» Data provided
=-=-=
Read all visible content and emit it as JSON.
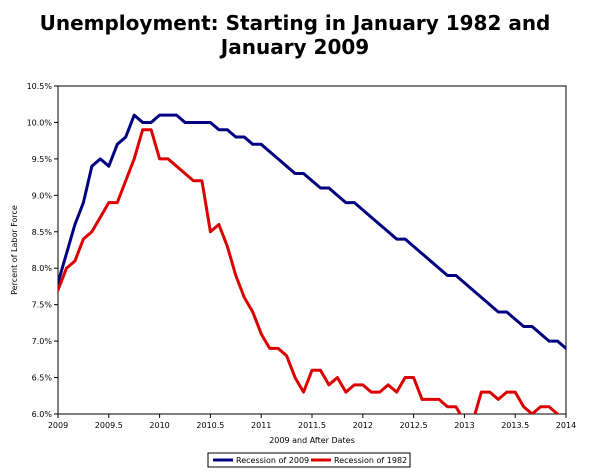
{
  "chart_data": {
    "type": "line",
    "title_lines": [
      "Unemployment: Starting in January 1982 and",
      "January 2009"
    ],
    "xlabel": "2009 and After Dates",
    "ylabel": "Percent of Labor Force",
    "xlim": [
      2009,
      2014
    ],
    "ylim": [
      6.0,
      10.5
    ],
    "xticks": [
      2009,
      2009.5,
      2010,
      2010.5,
      2011,
      2011.5,
      2012,
      2012.5,
      2013,
      2013.5,
      2014
    ],
    "xtick_labels": [
      "2009",
      "2009.5",
      "2010",
      "2010.5",
      "2011",
      "2011.5",
      "2012",
      "2012.5",
      "2013",
      "2013.5",
      "2014"
    ],
    "yticks": [
      6.0,
      6.5,
      7.0,
      7.5,
      8.0,
      8.5,
      9.0,
      9.5,
      10.0,
      10.5
    ],
    "ytick_labels": [
      "6.0%",
      "6.5%",
      "7.0%",
      "7.5%",
      "8.0%",
      "8.5%",
      "9.0%",
      "9.5%",
      "10.0%",
      "10.5%"
    ],
    "grid": false,
    "legend_position": "bottom",
    "x_start": 2009,
    "x_step": 0.0833333,
    "series": [
      {
        "name": "Recession of 2009",
        "color": "#000080",
        "values": [
          7.8,
          8.2,
          8.6,
          8.9,
          9.4,
          9.5,
          9.4,
          9.7,
          9.8,
          10.1,
          10.0,
          10.0,
          10.1,
          10.1,
          10.1,
          10.0,
          10.0,
          10.0,
          10.0,
          9.9,
          9.9,
          9.8,
          9.8,
          9.7,
          9.7,
          9.6,
          9.5,
          9.4,
          9.3,
          9.3,
          9.2,
          9.1,
          9.1,
          9.0,
          8.9,
          8.9,
          8.8,
          8.7,
          8.6,
          8.5,
          8.4,
          8.4,
          8.3,
          8.2,
          8.1,
          8.0,
          7.9,
          7.9,
          7.8,
          7.7,
          7.6,
          7.5,
          7.4,
          7.4,
          7.3,
          7.2,
          7.2,
          7.1,
          7.0,
          7.0,
          6.9
        ]
      },
      {
        "name": "Recession of 1982",
        "color": "#dd0000",
        "values": [
          7.7,
          8.0,
          8.1,
          8.4,
          8.5,
          8.7,
          8.9,
          8.9,
          9.2,
          9.5,
          9.9,
          9.9,
          9.5,
          9.5,
          9.4,
          9.3,
          9.2,
          9.2,
          8.5,
          8.6,
          8.3,
          7.9,
          7.6,
          7.4,
          7.1,
          6.9,
          6.9,
          6.8,
          6.5,
          6.3,
          6.6,
          6.6,
          6.4,
          6.5,
          6.3,
          6.4,
          6.4,
          6.3,
          6.3,
          6.4,
          6.3,
          6.5,
          6.5,
          6.2,
          6.2,
          6.2,
          6.1,
          6.1,
          5.9,
          5.9,
          6.3,
          6.3,
          6.2,
          6.3,
          6.3,
          6.1,
          6.0,
          6.1,
          6.1,
          6.0,
          5.9
        ]
      }
    ]
  }
}
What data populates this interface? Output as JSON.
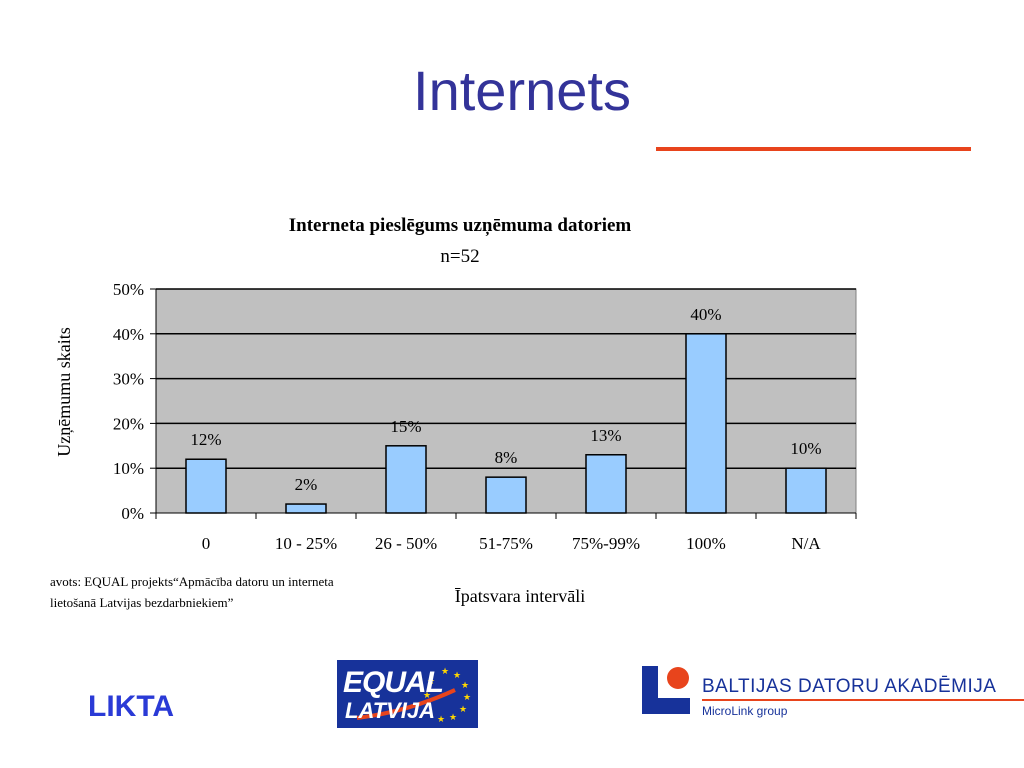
{
  "slide": {
    "title": "Internets"
  },
  "chart_data": {
    "type": "bar",
    "title": "Interneta pieslēgums uzņēmuma datoriem",
    "subtitle": "n=52",
    "xlabel": "Īpatsvara intervāli",
    "ylabel": "Uzņēmumu skaits",
    "categories": [
      "0",
      "10 - 25%",
      "26 - 50%",
      "51-75%",
      "75%-99%",
      "100%",
      "N/A"
    ],
    "values": [
      12,
      2,
      15,
      8,
      13,
      40,
      10
    ],
    "data_labels": [
      "12%",
      "2%",
      "15%",
      "8%",
      "13%",
      "40%",
      "10%"
    ],
    "ylim": [
      0,
      50
    ],
    "yticks": [
      0,
      10,
      20,
      30,
      40,
      50
    ],
    "ytick_labels": [
      "0%",
      "10%",
      "20%",
      "30%",
      "40%",
      "50%"
    ],
    "grid": true,
    "colors": {
      "bar": "#99ccff",
      "plot_background": "#c0c0c0"
    }
  },
  "source_note": {
    "line1": "avots: EQUAL projekts“Apmācība datoru un interneta",
    "line2": "lietošanā Latvijas bezdarbniekiem”"
  },
  "footer": {
    "likta": "LIKTA",
    "equal_logo_word": "EQUAL",
    "equal_logo_sub": "LATVIJA",
    "bda_name": "BALTIJAS DATORU AKADĒMIJA",
    "bda_group": "MicroLink group"
  }
}
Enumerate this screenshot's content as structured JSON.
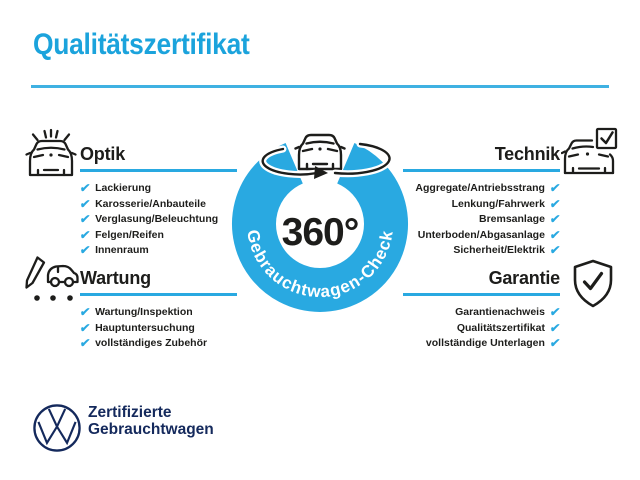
=-=-=
» Exercise objective
Copy out each record shown above without alteration, skipping any picture.

» Response to the exercise
Read all visible content and emit it as JSON.
{
  "chart_data": {
    "type": "line",
    "title_lines": [
      "Unemployment: Starting in January 1982 and",
      "January 2009"
    ],
    "xlabel": "2009 and After Dates",
    "ylabel": "Percent of Labor Force",
    "xlim": [
      2009,
      2014
    ],
    "ylim": [
      6.0,
      10.5
    ],
    "xticks": [
      2009,
      2009.5,
      2010,
      2010.5,
      2011,
      2011.5,
      2012,
      2012.5,
      2013,
      2013.5,
      2014
    ],
    "xtick_labels": [
      "2009",
      "2009.5",
      "2010",
      "2010.5",
      "2011",
      "2011.5",
      "2012",
      "2012.5",
      "2013",
      "2013.5",
      "2014"
    ],
    "yticks": [
      6.0,
      6.5,
      7.0,
      7.5,
      8.0,
      8.5,
      9.0,
      9.5,
      10.0,
      10.5
    ],
    "ytick_labels": [
      "6.0%",
      "6.5%",
      "7.0%",
      "7.5%",
      "8.0%",
      "8.5%",
      "9.0%",
      "9.5%",
      "10.0%",
      "10.5%"
    ],
    "grid": false,
    "legend_position": "bottom",
    "x_start": 2009,
    "x_step": 0.0833333,
    "series": [
      {
        "name": "Recession of 2009",
        "color": "#000080",
        "values": [
          7.8,
          8.2,
          8.6,
          8.9,
          9.4,
          9.5,
          9.4,
          9.7,
          9.8,
          10.1,
          10.0,
          10.0,
          10.1,
          10.1,
          10.1,
          10.0,
          10.0,
          10.0,
          10.0,
          9.9,
          9.9,
          9.8,
          9.8,
          9.7,
          9.7,
          9.6,
          9.5,
          9.4,
          9.3,
          9.3,
          9.2,
          9.1,
          9.1,
          9.0,
          8.9,
          8.9,
          8.8,
          8.7,
          8.6,
          8.5,
          8.4,
          8.4,
          8.3,
          8.2,
          8.1,
          8.0,
          7.9,
          7.9,
          7.8,
          7.7,
          7.6,
          7.5,
          7.4,
          7.4,
          7.3,
          7.2,
          7.2,
          7.1,
          7.0,
          7.0,
          6.9
        ]
      },
      {
        "name": "Recession of 1982",
        "color": "#dd0000",
        "values": [
          7.7,
          8.0,
          8.1,
          8.4,
          8.5,
          8.7,
          8.9,
          8.9,
          9.2,
          9.5,
          9.9,
          9.9,
          9.5,
          9.5,
          9.4,
          9.3,
          9.2,
          9.2,
          8.5,
          8.6,
          8.3,
          7.9,
          7.6,
          7.4,
          7.1,
          6.9,
          6.9,
          6.8,
          6.5,
          6.3,
          6.6,
          6.6,
          6.4,
          6.5,
          6.3,
          6.4,
          6.4,
          6.3,
          6.3,
          6.4,
          6.3,
          6.5,
          6.5,
          6.2,
          6.2,
          6.2,
          6.1,
          6.1,
          5.9,
          5.9,
          6.3,
          6.3,
          6.2,
          6.3,
          6.3,
          6.1,
          6.0,
          6.1,
          6.1,
          6.0,
          5.9
        ]
      }
    ]
  }
}
What data populates this interface? Output as JSON.
{
  "slide": {
    "title": "Internets"
  },
  "chart_data": {
    "type": "bar",
    "title": "Interneta pieslēgums uzņēmuma datoriem",
    "subtitle": "n=52",
    "xlabel": "Īpatsvara intervāli",
    "ylabel": "Uzņēmumu skaits",
    "categories": [
      "0",
      "10 - 25%",
      "26 - 50%",
      "51-75%",
      "75%-99%",
      "100%",
      "N/A"
    ],
    "values": [
      12,
      2,
      15,
      8,
      13,
      40,
      10
    ],
    "data_labels": [
      "12%",
      "2%",
      "15%",
      "8%",
      "13%",
      "40%",
      "10%"
    ],
    "ylim": [
      0,
      50
    ],
    "yticks": [
      0,
      10,
      20,
      30,
      40,
      50
    ],
    "ytick_labels": [
      "0%",
      "10%",
      "20%",
      "30%",
      "40%",
      "50%"
    ],
    "grid": true,
    "colors": {
      "bar": "#99ccff",
      "plot_background": "#c0c0c0"
    }
  },
  "source_note": {
    "line1": "avots: EQUAL projekts“Apmācība datoru un interneta",
    "line2": "lietošanā Latvijas bezdarbniekiem”"
  },
  "footer": {
    "likta": "LIKTA",
    "equal_logo_word": "EQUAL",
    "equal_logo_sub": "LATVIJA",
    "bda_name": "BALTIJAS DATORU AKADĒMIJA",
    "bda_group": "MicroLink group"
  }
}
Enumerate this screenshot's content as structured JSON.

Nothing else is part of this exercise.